* start *

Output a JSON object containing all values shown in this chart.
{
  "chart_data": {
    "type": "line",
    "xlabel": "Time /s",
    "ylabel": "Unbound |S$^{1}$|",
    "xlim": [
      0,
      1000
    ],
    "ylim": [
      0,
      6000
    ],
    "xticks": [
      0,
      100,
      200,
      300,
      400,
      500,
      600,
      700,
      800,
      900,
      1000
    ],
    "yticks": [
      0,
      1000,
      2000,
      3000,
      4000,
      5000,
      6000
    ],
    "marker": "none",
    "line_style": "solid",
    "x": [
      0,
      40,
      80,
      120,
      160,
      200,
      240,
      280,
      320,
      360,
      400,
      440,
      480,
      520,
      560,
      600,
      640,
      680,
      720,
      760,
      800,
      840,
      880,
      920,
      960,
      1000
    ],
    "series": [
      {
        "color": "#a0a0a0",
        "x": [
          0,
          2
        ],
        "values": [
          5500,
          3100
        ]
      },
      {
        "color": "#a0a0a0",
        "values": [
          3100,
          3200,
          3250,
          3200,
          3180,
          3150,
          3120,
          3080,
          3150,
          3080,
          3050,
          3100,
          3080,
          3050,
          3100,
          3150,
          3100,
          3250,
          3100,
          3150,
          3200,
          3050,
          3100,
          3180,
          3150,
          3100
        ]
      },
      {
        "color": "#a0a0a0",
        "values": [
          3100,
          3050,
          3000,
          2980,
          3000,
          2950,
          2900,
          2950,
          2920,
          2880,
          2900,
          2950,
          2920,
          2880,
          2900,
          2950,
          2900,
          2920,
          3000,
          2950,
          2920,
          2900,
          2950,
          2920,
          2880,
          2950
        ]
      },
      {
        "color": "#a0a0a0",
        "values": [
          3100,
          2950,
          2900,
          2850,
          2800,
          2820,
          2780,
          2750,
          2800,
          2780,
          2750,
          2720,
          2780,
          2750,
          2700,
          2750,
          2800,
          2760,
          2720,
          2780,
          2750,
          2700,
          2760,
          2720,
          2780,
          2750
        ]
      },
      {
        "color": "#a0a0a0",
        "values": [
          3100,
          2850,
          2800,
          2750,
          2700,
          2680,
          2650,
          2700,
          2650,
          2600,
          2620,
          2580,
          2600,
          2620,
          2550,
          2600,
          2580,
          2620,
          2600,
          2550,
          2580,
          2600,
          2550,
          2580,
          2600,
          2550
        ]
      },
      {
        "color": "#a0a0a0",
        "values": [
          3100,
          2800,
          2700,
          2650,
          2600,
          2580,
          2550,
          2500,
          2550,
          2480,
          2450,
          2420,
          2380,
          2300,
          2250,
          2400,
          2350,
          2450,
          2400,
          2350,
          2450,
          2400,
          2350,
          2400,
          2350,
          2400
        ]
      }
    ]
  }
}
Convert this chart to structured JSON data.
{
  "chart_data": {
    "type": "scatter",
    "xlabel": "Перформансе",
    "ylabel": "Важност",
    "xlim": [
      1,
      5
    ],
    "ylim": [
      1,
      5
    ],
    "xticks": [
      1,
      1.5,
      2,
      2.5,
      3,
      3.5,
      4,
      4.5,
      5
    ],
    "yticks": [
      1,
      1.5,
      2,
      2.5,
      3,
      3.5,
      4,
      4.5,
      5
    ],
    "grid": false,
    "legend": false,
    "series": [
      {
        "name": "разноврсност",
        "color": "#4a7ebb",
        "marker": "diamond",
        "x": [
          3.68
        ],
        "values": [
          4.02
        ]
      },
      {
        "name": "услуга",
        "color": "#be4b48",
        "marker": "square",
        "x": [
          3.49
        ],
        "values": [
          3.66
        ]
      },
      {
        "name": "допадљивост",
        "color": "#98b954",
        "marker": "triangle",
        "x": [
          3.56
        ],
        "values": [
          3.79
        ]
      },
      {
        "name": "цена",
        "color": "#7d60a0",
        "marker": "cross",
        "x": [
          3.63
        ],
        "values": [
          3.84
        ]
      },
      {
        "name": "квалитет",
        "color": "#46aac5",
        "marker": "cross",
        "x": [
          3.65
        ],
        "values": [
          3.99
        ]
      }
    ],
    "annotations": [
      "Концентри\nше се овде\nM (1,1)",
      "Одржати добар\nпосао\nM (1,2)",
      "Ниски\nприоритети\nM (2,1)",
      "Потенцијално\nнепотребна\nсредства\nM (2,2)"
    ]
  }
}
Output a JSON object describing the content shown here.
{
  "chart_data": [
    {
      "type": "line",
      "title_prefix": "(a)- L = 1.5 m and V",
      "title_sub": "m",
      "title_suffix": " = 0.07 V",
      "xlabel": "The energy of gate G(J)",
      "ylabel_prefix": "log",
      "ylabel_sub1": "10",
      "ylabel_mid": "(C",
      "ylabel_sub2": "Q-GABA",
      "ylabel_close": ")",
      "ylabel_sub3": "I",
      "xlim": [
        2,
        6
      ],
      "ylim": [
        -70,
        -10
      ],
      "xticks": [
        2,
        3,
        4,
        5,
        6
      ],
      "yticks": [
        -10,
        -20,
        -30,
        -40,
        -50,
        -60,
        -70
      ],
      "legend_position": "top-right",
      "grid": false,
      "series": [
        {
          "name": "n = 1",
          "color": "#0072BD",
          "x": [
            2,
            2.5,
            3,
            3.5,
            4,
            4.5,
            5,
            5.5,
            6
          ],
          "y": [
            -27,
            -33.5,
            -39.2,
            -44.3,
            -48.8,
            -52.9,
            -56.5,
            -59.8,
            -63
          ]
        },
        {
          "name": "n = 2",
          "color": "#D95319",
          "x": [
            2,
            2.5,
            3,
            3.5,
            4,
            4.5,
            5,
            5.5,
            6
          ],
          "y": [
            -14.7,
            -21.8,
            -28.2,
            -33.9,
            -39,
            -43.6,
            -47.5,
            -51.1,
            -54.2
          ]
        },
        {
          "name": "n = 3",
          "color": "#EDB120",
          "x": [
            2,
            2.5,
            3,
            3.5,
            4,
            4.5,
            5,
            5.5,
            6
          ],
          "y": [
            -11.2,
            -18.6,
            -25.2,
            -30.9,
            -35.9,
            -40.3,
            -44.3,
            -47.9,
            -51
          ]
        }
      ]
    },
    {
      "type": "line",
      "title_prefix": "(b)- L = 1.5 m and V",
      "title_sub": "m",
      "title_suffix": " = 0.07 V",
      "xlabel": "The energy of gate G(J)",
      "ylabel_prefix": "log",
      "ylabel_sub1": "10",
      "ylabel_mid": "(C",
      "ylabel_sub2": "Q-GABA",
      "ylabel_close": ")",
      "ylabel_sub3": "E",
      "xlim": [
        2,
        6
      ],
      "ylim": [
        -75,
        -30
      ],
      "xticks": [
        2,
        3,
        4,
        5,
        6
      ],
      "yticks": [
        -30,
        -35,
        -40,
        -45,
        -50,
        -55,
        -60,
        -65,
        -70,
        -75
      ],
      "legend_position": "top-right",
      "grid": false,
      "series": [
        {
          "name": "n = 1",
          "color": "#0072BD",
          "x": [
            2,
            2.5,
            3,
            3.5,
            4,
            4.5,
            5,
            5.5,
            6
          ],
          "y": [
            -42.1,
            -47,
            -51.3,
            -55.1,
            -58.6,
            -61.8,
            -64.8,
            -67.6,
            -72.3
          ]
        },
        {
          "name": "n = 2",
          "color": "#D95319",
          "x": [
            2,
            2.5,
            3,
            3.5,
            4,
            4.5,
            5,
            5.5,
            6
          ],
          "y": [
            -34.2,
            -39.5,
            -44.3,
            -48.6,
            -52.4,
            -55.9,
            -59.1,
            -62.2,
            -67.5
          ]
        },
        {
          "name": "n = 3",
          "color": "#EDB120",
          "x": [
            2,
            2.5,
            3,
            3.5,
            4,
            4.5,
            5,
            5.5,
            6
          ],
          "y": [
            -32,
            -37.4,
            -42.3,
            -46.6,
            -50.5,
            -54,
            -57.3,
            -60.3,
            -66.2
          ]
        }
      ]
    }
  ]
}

* end *

Required work: Pick out the lines containing the string "Output" and show them.

Solution:
Output a JSON object containing all values shown in this chart.
Output a JSON object describing the content shown here.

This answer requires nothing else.